### WHAT IS BEING ASKED
Extract all lines from the data beneath that include the word "humidity".

** START RECORDS FOR THE EXERCISE **

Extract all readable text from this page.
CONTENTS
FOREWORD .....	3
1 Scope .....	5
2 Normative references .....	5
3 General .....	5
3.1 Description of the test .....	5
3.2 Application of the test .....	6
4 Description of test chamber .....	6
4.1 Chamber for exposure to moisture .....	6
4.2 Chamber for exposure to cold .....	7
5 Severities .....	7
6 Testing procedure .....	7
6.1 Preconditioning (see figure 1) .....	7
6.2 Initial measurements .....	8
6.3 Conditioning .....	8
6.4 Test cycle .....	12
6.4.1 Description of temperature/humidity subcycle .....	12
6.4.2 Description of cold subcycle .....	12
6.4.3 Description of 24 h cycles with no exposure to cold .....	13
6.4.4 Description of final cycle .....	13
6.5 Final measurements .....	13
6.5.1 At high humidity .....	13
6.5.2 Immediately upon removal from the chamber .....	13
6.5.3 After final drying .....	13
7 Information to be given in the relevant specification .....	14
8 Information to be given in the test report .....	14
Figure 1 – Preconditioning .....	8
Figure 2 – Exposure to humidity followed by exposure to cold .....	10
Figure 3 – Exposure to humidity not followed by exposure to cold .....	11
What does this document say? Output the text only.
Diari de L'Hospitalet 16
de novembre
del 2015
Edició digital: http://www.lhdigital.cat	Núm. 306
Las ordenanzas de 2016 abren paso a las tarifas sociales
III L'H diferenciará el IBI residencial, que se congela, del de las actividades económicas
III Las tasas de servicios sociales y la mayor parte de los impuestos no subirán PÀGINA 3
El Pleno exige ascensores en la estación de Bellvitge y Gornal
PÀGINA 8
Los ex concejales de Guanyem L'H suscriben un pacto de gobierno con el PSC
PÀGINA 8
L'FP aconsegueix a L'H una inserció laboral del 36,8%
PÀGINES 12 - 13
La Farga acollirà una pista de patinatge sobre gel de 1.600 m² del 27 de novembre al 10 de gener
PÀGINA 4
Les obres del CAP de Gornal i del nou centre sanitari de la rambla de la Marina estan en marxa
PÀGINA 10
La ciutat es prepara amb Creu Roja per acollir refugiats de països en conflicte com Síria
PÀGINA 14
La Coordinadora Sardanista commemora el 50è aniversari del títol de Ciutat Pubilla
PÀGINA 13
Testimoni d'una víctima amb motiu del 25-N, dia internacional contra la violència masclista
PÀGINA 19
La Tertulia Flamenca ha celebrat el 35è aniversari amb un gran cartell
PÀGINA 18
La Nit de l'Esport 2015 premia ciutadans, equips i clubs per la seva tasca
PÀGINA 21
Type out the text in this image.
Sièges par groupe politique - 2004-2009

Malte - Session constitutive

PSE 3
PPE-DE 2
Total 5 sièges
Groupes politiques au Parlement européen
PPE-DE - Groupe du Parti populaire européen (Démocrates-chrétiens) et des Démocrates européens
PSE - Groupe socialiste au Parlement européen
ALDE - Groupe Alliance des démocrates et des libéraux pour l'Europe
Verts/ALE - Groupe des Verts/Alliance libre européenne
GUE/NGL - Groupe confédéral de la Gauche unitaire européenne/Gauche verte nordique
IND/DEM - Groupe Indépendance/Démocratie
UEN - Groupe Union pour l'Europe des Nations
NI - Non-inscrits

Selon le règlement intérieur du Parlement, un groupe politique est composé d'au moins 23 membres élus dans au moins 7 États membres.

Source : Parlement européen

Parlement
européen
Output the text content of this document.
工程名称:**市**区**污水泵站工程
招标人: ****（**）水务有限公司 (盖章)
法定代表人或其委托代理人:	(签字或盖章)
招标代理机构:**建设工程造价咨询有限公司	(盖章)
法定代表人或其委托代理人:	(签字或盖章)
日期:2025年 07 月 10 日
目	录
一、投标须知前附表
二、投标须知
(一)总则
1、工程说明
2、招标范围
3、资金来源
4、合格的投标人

** END RECORDS FOR THE EXERCISE **
** START RECORDS FOR THE EXERCISE **

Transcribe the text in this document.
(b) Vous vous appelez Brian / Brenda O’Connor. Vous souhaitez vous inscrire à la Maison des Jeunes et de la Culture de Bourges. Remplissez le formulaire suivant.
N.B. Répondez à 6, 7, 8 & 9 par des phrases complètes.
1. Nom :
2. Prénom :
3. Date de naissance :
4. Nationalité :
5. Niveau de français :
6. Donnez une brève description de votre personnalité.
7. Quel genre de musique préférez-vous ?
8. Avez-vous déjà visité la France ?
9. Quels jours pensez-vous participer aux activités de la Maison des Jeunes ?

** END RECORDS FOR THE EXERCISE **

### COMPLETED TASK
6.4.1 Description of temperature/humidity subcycle .....	12
6.5.1 At high humidity .....	13
Figure 2 – Exposure to humidity followed by exposure to cold .....	10
Figure 3 – Exposure to humidity not followed by exposure to cold .....	11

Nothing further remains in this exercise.